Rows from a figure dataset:

====================

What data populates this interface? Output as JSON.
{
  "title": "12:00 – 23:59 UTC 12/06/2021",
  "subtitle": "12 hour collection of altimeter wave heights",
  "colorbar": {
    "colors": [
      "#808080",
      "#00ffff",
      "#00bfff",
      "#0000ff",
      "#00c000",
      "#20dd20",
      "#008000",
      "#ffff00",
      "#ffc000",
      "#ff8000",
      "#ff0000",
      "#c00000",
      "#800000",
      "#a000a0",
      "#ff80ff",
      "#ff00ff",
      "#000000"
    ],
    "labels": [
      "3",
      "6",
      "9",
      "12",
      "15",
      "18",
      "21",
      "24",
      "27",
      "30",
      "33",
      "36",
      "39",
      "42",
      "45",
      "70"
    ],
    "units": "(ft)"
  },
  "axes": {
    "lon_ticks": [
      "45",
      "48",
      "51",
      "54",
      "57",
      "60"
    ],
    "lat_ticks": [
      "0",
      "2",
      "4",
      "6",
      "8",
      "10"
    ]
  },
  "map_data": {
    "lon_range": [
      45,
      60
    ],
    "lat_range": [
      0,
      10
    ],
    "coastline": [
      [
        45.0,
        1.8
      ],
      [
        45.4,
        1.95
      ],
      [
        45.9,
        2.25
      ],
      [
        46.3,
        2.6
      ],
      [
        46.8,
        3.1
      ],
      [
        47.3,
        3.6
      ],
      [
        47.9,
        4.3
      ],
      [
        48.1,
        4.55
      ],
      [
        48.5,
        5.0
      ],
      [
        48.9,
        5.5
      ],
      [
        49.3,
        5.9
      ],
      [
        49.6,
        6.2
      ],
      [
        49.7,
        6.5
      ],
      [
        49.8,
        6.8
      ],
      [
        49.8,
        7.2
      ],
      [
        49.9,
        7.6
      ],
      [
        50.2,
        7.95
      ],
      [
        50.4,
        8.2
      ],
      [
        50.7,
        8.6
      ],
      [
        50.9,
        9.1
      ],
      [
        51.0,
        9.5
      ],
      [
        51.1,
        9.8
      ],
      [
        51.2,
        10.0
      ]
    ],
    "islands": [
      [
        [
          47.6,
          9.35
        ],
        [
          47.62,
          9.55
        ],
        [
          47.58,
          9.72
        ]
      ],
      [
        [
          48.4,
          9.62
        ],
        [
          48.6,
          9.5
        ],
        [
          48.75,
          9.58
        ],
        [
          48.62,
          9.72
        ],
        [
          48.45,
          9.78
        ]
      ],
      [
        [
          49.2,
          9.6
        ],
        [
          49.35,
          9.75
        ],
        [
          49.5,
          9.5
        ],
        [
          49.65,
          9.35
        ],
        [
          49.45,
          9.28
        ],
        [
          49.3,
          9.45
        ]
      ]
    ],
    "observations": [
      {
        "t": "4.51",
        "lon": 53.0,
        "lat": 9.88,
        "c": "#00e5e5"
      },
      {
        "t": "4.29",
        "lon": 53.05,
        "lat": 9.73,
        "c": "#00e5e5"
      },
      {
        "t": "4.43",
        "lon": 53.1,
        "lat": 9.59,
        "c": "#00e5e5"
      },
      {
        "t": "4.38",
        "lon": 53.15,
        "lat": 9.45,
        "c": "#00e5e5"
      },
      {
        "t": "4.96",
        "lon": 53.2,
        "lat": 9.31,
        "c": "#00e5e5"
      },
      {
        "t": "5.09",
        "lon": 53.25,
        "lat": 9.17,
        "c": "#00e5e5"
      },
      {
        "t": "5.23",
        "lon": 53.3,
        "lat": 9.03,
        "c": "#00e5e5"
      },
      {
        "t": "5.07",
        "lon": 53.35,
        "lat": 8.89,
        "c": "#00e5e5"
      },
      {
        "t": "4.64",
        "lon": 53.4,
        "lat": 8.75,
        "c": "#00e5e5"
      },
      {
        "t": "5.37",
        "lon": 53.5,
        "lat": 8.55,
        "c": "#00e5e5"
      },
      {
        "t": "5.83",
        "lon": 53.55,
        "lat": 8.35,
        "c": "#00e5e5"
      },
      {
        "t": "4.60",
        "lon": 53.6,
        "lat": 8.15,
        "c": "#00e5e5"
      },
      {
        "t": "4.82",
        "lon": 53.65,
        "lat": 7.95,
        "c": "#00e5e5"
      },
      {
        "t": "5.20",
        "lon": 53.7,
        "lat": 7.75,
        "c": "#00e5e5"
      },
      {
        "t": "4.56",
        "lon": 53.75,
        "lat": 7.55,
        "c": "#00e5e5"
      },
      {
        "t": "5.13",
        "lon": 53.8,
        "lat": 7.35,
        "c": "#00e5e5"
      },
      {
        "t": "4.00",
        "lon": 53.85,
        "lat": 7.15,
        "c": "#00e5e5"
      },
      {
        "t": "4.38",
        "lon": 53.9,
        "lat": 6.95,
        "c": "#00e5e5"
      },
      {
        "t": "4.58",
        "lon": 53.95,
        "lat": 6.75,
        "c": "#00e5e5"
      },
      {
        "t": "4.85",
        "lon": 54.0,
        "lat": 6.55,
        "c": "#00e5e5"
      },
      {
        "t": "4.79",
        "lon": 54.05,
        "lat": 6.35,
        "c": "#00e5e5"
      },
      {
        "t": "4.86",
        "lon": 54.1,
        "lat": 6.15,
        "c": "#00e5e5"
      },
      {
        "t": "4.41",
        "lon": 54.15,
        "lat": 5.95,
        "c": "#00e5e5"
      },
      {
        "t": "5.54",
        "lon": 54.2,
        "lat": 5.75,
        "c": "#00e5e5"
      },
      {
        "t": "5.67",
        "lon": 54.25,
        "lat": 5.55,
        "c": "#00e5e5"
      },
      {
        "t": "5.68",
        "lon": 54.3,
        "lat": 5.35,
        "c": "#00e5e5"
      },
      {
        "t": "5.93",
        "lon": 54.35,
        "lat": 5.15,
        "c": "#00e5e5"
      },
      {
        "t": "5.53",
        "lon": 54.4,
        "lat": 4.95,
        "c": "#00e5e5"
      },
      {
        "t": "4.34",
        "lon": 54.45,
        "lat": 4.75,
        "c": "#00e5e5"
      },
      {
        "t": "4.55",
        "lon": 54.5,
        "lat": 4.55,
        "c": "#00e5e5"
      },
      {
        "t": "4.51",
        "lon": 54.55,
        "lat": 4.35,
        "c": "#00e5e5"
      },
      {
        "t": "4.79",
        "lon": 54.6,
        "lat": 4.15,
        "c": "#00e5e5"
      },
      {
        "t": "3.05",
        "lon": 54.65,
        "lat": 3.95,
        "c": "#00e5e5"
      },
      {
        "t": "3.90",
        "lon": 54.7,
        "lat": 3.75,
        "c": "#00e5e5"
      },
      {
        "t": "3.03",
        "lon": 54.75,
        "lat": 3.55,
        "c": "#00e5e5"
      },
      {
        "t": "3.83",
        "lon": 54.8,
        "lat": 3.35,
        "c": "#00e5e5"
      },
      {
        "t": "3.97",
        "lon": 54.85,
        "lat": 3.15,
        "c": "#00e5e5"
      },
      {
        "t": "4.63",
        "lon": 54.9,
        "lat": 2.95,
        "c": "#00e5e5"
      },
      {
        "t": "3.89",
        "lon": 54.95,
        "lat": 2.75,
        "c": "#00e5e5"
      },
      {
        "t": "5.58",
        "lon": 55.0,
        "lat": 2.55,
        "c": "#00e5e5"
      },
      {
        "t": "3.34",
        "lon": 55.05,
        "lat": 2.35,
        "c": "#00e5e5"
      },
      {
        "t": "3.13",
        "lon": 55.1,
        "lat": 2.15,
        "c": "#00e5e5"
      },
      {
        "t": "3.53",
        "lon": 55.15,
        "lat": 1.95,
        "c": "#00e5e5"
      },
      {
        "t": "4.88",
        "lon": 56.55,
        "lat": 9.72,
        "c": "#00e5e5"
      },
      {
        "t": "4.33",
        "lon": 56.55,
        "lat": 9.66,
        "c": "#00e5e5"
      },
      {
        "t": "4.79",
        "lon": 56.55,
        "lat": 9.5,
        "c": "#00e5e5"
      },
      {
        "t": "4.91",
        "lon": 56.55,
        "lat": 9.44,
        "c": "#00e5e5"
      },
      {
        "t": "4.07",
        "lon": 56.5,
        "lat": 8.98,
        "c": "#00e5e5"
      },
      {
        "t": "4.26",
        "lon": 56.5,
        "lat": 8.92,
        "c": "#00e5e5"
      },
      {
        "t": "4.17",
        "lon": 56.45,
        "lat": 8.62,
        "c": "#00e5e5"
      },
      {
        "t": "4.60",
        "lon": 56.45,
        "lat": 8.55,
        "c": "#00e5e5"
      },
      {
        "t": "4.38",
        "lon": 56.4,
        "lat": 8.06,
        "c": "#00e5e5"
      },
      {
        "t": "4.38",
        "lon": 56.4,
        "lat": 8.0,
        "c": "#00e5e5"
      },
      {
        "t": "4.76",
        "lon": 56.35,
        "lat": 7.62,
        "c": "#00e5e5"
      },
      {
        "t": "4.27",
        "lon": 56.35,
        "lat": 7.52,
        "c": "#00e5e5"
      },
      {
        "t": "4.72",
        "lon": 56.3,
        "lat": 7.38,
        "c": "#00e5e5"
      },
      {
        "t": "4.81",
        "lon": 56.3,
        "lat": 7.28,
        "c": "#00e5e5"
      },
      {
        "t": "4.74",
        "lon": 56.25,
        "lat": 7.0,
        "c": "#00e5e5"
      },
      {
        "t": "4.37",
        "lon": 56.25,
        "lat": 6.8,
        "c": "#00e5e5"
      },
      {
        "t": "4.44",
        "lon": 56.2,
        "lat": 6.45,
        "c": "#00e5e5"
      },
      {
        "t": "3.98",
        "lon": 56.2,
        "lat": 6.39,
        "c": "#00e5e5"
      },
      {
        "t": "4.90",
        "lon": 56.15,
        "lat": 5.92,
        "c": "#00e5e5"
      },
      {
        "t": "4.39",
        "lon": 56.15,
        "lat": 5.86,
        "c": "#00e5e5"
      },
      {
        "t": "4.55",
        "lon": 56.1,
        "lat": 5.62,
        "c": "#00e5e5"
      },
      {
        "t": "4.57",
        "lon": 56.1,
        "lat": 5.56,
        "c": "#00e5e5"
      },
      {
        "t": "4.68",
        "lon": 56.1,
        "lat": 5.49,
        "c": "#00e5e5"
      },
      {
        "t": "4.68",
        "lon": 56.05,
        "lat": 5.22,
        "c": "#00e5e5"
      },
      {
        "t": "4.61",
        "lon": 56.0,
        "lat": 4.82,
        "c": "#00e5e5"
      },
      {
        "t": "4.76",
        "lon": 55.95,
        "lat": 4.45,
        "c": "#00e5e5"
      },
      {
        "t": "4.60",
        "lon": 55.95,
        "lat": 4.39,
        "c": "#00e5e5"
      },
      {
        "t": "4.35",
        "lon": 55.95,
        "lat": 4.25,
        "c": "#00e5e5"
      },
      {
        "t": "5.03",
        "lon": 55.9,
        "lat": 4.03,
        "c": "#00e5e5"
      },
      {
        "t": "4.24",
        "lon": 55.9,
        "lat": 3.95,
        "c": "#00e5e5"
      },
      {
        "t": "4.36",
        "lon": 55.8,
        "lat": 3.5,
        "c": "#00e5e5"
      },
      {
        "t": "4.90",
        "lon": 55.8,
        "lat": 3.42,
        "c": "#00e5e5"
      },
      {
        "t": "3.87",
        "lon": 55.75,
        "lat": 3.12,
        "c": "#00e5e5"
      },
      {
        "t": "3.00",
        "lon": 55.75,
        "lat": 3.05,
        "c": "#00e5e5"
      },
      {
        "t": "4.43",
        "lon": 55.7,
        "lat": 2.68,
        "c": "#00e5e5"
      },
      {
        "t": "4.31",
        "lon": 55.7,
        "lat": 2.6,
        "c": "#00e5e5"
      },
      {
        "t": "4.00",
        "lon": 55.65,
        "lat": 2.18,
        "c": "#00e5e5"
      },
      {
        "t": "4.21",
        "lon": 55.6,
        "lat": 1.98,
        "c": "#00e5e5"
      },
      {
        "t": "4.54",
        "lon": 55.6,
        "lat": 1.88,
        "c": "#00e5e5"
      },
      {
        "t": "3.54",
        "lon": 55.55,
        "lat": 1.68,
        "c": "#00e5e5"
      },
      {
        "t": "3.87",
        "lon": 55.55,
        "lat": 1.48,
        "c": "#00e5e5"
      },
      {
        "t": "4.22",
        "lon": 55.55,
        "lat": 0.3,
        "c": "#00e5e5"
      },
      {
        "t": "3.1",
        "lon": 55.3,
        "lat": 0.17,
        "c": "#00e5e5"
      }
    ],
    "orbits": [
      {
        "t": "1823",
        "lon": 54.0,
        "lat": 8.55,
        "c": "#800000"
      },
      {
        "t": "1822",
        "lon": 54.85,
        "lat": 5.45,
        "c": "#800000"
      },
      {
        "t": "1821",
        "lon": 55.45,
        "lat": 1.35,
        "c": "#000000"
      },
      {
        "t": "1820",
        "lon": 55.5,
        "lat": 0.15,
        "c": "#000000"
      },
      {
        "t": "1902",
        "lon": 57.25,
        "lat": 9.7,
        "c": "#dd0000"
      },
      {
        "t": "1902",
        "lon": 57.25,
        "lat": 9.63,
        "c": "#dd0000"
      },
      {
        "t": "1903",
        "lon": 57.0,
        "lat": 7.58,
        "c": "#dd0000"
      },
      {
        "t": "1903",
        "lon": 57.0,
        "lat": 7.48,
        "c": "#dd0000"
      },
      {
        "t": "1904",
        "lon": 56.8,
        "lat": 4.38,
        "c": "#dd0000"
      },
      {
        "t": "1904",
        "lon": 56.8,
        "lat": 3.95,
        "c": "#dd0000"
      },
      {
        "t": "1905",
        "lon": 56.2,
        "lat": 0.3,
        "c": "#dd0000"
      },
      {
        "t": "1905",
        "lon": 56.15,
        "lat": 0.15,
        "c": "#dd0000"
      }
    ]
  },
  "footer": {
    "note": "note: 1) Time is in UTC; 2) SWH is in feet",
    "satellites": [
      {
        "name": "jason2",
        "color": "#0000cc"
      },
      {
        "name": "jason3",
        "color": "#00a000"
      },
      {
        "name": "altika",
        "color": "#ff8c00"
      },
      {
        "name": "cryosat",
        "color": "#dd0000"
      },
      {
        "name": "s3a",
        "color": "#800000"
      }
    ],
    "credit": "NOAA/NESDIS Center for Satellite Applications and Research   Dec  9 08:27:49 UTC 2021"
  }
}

====================

OBJECTIVE:
Pick out the lines containing the word "name" and show them.

CORRECT RESULT:
        "name": "jason2",
        "name": "jason3",
        "name": "altika",
        "name": "cryosat",
        "name": "s3a",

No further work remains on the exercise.